[start Source material]

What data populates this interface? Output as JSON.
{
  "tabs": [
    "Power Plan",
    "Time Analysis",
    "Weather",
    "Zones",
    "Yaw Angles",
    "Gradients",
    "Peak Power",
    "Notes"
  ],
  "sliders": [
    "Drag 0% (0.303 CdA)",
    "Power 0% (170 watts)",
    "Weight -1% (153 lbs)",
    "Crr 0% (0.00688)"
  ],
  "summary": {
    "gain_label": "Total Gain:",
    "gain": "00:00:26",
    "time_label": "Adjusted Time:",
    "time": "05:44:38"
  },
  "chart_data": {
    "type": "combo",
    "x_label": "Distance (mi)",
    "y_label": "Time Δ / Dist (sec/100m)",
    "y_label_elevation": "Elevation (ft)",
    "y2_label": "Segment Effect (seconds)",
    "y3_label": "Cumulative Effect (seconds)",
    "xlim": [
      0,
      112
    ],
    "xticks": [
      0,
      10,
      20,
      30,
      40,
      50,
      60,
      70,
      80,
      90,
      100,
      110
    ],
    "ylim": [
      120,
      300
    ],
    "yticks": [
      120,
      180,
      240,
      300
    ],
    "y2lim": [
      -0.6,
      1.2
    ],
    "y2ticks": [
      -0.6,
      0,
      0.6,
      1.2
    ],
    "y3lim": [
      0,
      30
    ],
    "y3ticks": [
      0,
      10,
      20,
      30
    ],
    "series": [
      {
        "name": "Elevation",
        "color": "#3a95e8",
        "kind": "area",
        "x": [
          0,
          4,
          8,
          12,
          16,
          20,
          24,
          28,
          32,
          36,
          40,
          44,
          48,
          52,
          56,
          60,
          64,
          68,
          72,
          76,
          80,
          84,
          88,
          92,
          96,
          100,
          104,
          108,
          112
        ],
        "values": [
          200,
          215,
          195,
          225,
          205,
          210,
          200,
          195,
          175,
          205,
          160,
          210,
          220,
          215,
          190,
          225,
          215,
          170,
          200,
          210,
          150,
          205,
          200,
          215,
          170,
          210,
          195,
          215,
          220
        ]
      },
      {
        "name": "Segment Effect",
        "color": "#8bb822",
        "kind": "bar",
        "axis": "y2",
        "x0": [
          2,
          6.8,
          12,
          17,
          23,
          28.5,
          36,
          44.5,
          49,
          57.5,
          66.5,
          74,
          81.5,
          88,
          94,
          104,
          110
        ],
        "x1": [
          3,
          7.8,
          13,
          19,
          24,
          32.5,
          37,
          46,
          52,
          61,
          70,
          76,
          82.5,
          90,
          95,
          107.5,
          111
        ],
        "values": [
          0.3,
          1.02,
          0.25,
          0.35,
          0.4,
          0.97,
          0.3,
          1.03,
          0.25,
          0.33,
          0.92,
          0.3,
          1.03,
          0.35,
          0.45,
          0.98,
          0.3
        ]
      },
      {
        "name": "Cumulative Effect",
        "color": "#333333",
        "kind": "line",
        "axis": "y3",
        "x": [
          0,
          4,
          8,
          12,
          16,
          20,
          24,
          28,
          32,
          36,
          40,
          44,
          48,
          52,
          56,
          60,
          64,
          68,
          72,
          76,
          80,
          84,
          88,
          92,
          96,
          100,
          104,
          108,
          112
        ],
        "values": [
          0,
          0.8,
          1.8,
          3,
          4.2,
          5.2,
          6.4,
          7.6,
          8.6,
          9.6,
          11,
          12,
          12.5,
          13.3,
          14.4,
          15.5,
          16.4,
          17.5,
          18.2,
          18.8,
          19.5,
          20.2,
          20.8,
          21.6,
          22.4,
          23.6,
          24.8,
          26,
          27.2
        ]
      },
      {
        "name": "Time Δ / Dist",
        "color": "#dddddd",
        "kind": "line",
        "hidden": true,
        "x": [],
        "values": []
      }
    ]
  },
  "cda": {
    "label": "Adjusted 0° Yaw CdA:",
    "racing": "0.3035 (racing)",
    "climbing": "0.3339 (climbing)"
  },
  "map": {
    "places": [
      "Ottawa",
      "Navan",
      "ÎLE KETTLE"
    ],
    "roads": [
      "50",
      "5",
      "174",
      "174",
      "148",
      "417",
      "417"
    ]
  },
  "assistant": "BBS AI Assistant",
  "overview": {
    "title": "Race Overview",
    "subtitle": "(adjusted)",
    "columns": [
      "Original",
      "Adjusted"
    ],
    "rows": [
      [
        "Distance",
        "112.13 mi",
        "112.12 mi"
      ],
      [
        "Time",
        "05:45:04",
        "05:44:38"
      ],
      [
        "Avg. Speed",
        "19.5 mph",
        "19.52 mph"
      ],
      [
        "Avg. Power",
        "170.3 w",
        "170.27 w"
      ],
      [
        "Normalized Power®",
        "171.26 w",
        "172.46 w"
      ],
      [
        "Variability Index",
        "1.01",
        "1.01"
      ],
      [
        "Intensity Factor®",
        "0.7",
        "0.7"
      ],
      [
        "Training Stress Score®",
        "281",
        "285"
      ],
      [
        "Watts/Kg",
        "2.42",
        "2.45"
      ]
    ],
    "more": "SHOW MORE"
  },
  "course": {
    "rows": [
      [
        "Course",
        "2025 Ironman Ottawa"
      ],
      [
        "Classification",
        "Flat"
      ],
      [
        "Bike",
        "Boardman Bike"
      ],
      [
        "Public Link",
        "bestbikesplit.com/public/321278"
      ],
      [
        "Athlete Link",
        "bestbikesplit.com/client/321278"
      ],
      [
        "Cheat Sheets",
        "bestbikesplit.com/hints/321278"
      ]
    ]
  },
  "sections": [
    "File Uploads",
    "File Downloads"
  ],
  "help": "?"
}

[end Source material]

Objective => Output the records exactly, including every line.

Solution for this task =>
What data populates this interface? Output as JSON.
{
  "tabs": [
    "Power Plan",
    "Time Analysis",
    "Weather",
    "Zones",
    "Yaw Angles",
    "Gradients",
    "Peak Power",
    "Notes"
  ],
  "sliders": [
    "Drag 0% (0.303 CdA)",
    "Power 0% (170 watts)",
    "Weight -1% (153 lbs)",
    "Crr 0% (0.00688)"
  ],
  "summary": {
    "gain_label": "Total Gain:",
    "gain": "00:00:26",
    "time_label": "Adjusted Time:",
    "time": "05:44:38"
  },
  "chart_data": {
    "type": "combo",
    "x_label": "Distance (mi)",
    "y_label": "Time Δ / Dist (sec/100m)",
    "y_label_elevation": "Elevation (ft)",
    "y2_label": "Segment Effect (seconds)",
    "y3_label": "Cumulative Effect (seconds)",
    "xlim": [
      0,
      112
    ],
    "xticks": [
      0,
      10,
      20,
      30,
      40,
      50,
      60,
      70,
      80,
      90,
      100,
      110
    ],
    "ylim": [
      120,
      300
    ],
    "yticks": [
      120,
      180,
      240,
      300
    ],
    "y2lim": [
      -0.6,
      1.2
    ],
    "y2ticks": [
      -0.6,
      0,
      0.6,
      1.2
    ],
    "y3lim": [
      0,
      30
    ],
    "y3ticks": [
      0,
      10,
      20,
      30
    ],
    "series": [
      {
        "name": "Elevation",
        "color": "#3a95e8",
        "kind": "area",
        "x": [
          0,
          4,
          8,
          12,
          16,
          20,
          24,
          28,
          32,
          36,
          40,
          44,
          48,
          52,
          56,
          60,
          64,
          68,
          72,
          76,
          80,
          84,
          88,
          92,
          96,
          100,
          104,
          108,
          112
        ],
        "values": [
          200,
          215,
          195,
          225,
          205,
          210,
          200,
          195,
          175,
          205,
          160,
          210,
          220,
          215,
          190,
          225,
          215,
          170,
          200,
          210,
          150,
          205,
          200,
          215,
          170,
          210,
          195,
          215,
          220
        ]
      },
      {
        "name": "Segment Effect",
        "color": "#8bb822",
        "kind": "bar",
        "axis": "y2",
        "x0": [
          2,
          6.8,
          12,
          17,
          23,
          28.5,
          36,
          44.5,
          49,
          57.5,
          66.5,
          74,
          81.5,
          88,
          94,
          104,
          110
        ],
        "x1": [
          3,
          7.8,
          13,
          19,
          24,
          32.5,
          37,
          46,
          52,
          61,
          70,
          76,
          82.5,
          90,
          95,
          107.5,
          111
        ],
        "values": [
          0.3,
          1.02,
          0.25,
          0.35,
          0.4,
          0.97,
          0.3,
          1.03,
          0.25,
          0.33,
          0.92,
          0.3,
          1.03,
          0.35,
          0.45,
          0.98,
          0.3
        ]
      },
      {
        "name": "Cumulative Effect",
        "color": "#333333",
        "kind": "line",
        "axis": "y3",
        "x": [
          0,
          4,
          8,
          12,
          16,
          20,
          24,
          28,
          32,
          36,
          40,
          44,
          48,
          52,
          56,
          60,
          64,
          68,
          72,
          76,
          80,
          84,
          88,
          92,
          96,
          100,
          104,
          108,
          112
        ],
        "values": [
          0,
          0.8,
          1.8,
          3,
          4.2,
          5.2,
          6.4,
          7.6,
          8.6,
          9.6,
          11,
          12,
          12.5,
          13.3,
          14.4,
          15.5,
          16.4,
          17.5,
          18.2,
          18.8,
          19.5,
          20.2,
          20.8,
          21.6,
          22.4,
          23.6,
          24.8,
          26,
          27.2
        ]
      },
      {
        "name": "Time Δ / Dist",
        "color": "#dddddd",
        "kind": "line",
        "hidden": true,
        "x": [],
        "values": []
      }
    ]
  },
  "cda": {
    "label": "Adjusted 0° Yaw CdA:",
    "racing": "0.3035 (racing)",
    "climbing": "0.3339 (climbing)"
  },
  "map": {
    "places": [
      "Ottawa",
      "Navan",
      "ÎLE KETTLE"
    ],
    "roads": [
      "50",
      "5",
      "174",
      "174",
      "148",
      "417",
      "417"
    ]
  },
  "assistant": "BBS AI Assistant",
  "overview": {
    "title": "Race Overview",
    "subtitle": "(adjusted)",
    "columns": [
      "Original",
      "Adjusted"
    ],
    "rows": [
      [
        "Distance",
        "112.13 mi",
        "112.12 mi"
      ],
      [
        "Time",
        "05:45:04",
        "05:44:38"
      ],
      [
        "Avg. Speed",
        "19.5 mph",
        "19.52 mph"
      ],
      [
        "Avg. Power",
        "170.3 w",
        "170.27 w"
      ],
      [
        "Normalized Power®",
        "171.26 w",
        "172.46 w"
      ],
      [
        "Variability Index",
        "1.01",
        "1.01"
      ],
      [
        "Intensity Factor®",
        "0.7",
        "0.7"
      ],
      [
        "Training Stress Score®",
        "281",
        "285"
      ],
      [
        "Watts/Kg",
        "2.42",
        "2.45"
      ]
    ],
    "more": "SHOW MORE"
  },
  "course": {
    "rows": [
      [
        "Course",
        "2025 Ironman Ottawa"
      ],
      [
        "Classification",
        "Flat"
      ],
      [
        "Bike",
        "Boardman Bike"
      ],
      [
        "Public Link",
        "bestbikesplit.com/public/321278"
      ],
      [
        "Athlete Link",
        "bestbikesplit.com/client/321278"
      ],
      [
        "Cheat Sheets",
        "bestbikesplit.com/hints/321278"
      ]
    ]
  },
  "sections": [
    "File Uploads",
    "File Downloads"
  ],
  "help": "?"
}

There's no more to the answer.